#### Dataset extract ####

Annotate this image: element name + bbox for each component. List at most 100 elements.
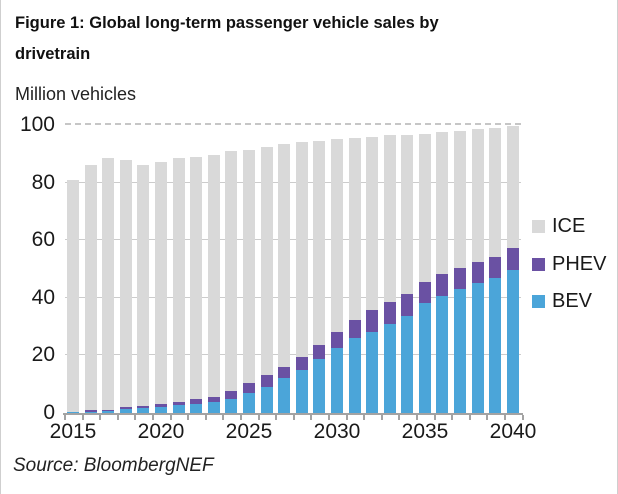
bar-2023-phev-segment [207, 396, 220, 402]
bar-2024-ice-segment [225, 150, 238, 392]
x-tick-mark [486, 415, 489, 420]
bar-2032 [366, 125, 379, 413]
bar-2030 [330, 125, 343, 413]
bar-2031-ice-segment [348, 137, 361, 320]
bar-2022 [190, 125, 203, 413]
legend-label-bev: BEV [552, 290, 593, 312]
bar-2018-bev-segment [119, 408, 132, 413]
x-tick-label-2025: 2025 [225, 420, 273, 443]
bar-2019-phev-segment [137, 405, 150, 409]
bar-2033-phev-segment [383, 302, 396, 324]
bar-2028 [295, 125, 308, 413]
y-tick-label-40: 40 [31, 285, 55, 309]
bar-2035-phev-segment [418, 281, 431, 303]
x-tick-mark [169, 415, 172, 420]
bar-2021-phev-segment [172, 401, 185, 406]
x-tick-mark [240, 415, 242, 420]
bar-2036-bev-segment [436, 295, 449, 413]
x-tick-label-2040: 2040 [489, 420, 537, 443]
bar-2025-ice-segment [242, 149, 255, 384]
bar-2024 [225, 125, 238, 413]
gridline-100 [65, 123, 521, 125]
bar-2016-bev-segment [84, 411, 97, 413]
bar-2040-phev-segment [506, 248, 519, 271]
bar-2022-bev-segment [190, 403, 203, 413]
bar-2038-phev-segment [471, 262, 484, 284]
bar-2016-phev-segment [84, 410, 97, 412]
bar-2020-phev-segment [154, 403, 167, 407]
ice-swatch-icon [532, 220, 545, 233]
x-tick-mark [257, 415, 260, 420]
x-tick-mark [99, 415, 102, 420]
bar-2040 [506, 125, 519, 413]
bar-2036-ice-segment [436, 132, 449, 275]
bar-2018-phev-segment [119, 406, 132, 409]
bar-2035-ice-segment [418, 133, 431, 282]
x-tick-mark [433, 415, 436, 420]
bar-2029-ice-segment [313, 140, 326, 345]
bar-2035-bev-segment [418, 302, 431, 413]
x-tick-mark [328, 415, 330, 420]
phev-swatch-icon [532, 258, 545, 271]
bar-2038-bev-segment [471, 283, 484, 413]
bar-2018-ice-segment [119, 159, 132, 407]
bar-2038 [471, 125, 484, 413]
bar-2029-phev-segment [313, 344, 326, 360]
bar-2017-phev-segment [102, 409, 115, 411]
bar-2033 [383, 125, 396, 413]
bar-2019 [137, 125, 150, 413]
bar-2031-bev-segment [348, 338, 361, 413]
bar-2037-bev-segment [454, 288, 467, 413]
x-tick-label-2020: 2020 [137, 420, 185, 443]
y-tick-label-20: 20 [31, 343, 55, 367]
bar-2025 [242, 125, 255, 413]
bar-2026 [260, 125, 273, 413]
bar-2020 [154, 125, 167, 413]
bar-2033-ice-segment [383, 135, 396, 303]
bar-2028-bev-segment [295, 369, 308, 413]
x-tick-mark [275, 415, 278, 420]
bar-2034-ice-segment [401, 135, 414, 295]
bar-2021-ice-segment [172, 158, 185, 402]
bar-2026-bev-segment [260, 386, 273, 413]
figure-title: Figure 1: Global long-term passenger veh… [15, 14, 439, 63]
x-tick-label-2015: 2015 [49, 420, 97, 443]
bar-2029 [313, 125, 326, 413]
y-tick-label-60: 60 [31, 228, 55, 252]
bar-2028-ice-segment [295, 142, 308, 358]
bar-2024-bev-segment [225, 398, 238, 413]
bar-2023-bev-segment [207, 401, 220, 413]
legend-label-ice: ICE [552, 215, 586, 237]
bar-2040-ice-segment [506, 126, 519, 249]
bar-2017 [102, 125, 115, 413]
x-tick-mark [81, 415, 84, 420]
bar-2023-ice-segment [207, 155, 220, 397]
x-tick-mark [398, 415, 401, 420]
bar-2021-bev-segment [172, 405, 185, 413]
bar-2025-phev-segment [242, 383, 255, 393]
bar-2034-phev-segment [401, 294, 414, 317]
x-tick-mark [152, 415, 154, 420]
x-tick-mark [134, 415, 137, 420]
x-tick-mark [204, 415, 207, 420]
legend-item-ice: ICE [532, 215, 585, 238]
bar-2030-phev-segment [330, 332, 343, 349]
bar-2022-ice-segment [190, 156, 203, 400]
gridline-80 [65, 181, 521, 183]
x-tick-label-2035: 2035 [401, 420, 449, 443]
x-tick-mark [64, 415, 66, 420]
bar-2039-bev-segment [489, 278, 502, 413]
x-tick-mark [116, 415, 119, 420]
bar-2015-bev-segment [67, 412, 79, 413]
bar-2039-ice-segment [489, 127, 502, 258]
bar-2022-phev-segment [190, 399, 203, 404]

####

## Exercise prompt
Convert the listing above into a JSON list of strings with one string per line, skipping any blank lines. Leave the picture out.

## Written answer
[
  "Annotate this image: element name + bbox for each component. List at most 100 elements.",
  "bar-2023-phev-segment [207, 396, 220, 402]",
  "bar-2024-ice-segment [225, 150, 238, 392]",
  "x-tick-mark [486, 415, 489, 420]",
  "bar-2032 [366, 125, 379, 413]",
  "bar-2030 [330, 125, 343, 413]",
  "bar-2031-ice-segment [348, 137, 361, 320]",
  "bar-2022 [190, 125, 203, 413]",
  "legend-label-bev: BEV [552, 290, 593, 312]",
  "bar-2018-bev-segment [119, 408, 132, 413]",
  "x-tick-label-2025: 2025 [225, 420, 273, 443]",
  "bar-2019-phev-segment [137, 405, 150, 409]",
  "bar-2033-phev-segment [383, 302, 396, 324]",
  "bar-2028 [295, 125, 308, 413]",
  "y-tick-label-40: 40 [31, 285, 55, 309]",
  "bar-2035-phev-segment [418, 281, 431, 303]",
  "x-tick-mark [169, 415, 172, 420]",
  "bar-2021-phev-segment [172, 401, 185, 406]",
  "x-tick-mark [240, 415, 242, 420]",
  "bar-2036-bev-segment [436, 295, 449, 413]",
  "x-tick-label-2040: 2040 [489, 420, 537, 443]",
  "bar-2025-ice-segment [242, 149, 255, 384]",
  "bar-2024 [225, 125, 238, 413]",
  "gridline-100 [65, 123, 521, 125]",
  "bar-2016-bev-segment [84, 411, 97, 413]",
  "bar-2040-phev-segment [506, 248, 519, 271]",
  "bar-2022-bev-segment [190, 403, 203, 413]",
  "bar-2038-phev-segment [471, 262, 484, 284]",
  "bar-2016-phev-segment [84, 410, 97, 412]",
  "bar-2020-phev-segment [154, 403, 167, 407]",
  "ice-swatch-icon [532, 220, 545, 233]",
  "x-tick-mark [257, 415, 260, 420]",
  "x-tick-mark [99, 415, 102, 420]",
  "bar-2040 [506, 125, 519, 413]",
  "bar-2036-ice-segment [436, 132, 449, 275]",
  "bar-2018-phev-segment [119, 406, 132, 409]",
  "bar-2035-ice-segment [418, 133, 431, 282]",
  "x-tick-mark [433, 415, 436, 420]",
  "bar-2029-ice-segment [313, 140, 326, 345]",
  "bar-2035-bev-segment [418, 302, 431, 413]",
  "x-tick-mark [328, 415, 330, 420]",
  "phev-swatch-icon [532, 258, 545, 271]",
  "bar-2038-bev-segment [471, 283, 484, 413]",
  "bar-2018-ice-segment [119, 159, 132, 407]",
  "bar-2038 [471, 125, 484, 413]",
  "bar-2029-phev-segment [313, 344, 326, 360]",
  "bar-2017-phev-segment [102, 409, 115, 411]",
  "bar-2033 [383, 125, 396, 413]",
  "bar-2019 [137, 125, 150, 413]",
  "bar-2031-bev-segment [348, 338, 361, 413]",
  "bar-2037-bev-segment [454, 288, 467, 413]",
  "x-tick-label-2020: 2020 [137, 420, 185, 443]",
  "y-tick-label-20: 20 [31, 343, 55, 367]",
  "bar-2025 [242, 125, 255, 413]",
  "bar-2026 [260, 125, 273, 413]",
  "bar-2020 [154, 125, 167, 413]",
  "bar-2033-ice-segment [383, 135, 396, 303]",
  "bar-2028-bev-segment [295, 369, 308, 413]",
  "x-tick-mark [275, 415, 278, 420]",
  "bar-2034-ice-segment [401, 135, 414, 295]",
  "bar-2021-ice-segment [172, 158, 185, 402]",
  "bar-2026-bev-segment [260, 386, 273, 413]",
  "figure-title: Figure 1: Global long-term passenger veh… [15, 14, 439, 63]",
  "x-tick-label-2015: 2015 [49, 420, 97, 443]",
  "bar-2029 [313, 125, 326, 413]",
  "y-tick-label-60: 60 [31, 228, 55, 252]",
  "bar-2028-ice-segment [295, 142, 308, 358]",
  "bar-2024-bev-segment [225, 398, 238, 413]",
  "bar-2023-bev-segment [207, 401, 220, 413]",
  "legend-label-ice: ICE [552, 215, 586, 237]",
  "bar-2040-ice-segment [506, 126, 519, 249]",
  "bar-2017 [102, 125, 115, 413]",
  "x-tick-mark [81, 415, 84, 420]",
  "bar-2023-ice-segment [207, 155, 220, 397]",
  "x-tick-mark [398, 415, 401, 420]",
  "bar-2021-bev-segment [172, 405, 185, 413]",
  "bar-2025-phev-segment [242, 383, 255, 393]",
  "bar-2034-phev-segment [401, 294, 414, 317]",
  "x-tick-mark [152, 415, 154, 420]",
  "x-tick-mark [134, 415, 137, 420]",
  "x-tick-mark [204, 415, 207, 420]",
  "legend-item-ice: ICE [532, 215, 585, 238]",
  "bar-2030-phev-segment [330, 332, 343, 349]",
  "bar-2022-ice-segment [190, 156, 203, 400]",
  "gridline-80 [65, 181, 521, 183]",
  "x-tick-label-2035: 2035 [401, 420, 449, 443]",
  "x-tick-mark [64, 415, 66, 420]",
  "bar-2039-bev-segment [489, 278, 502, 413]",
  "x-tick-mark [116, 415, 119, 420]",
  "bar-2015-bev-segment [67, 412, 79, 413]",
  "bar-2039-ice-segment [489, 127, 502, 258]",
  "bar-2022-phev-segment [190, 399, 203, 404]"
]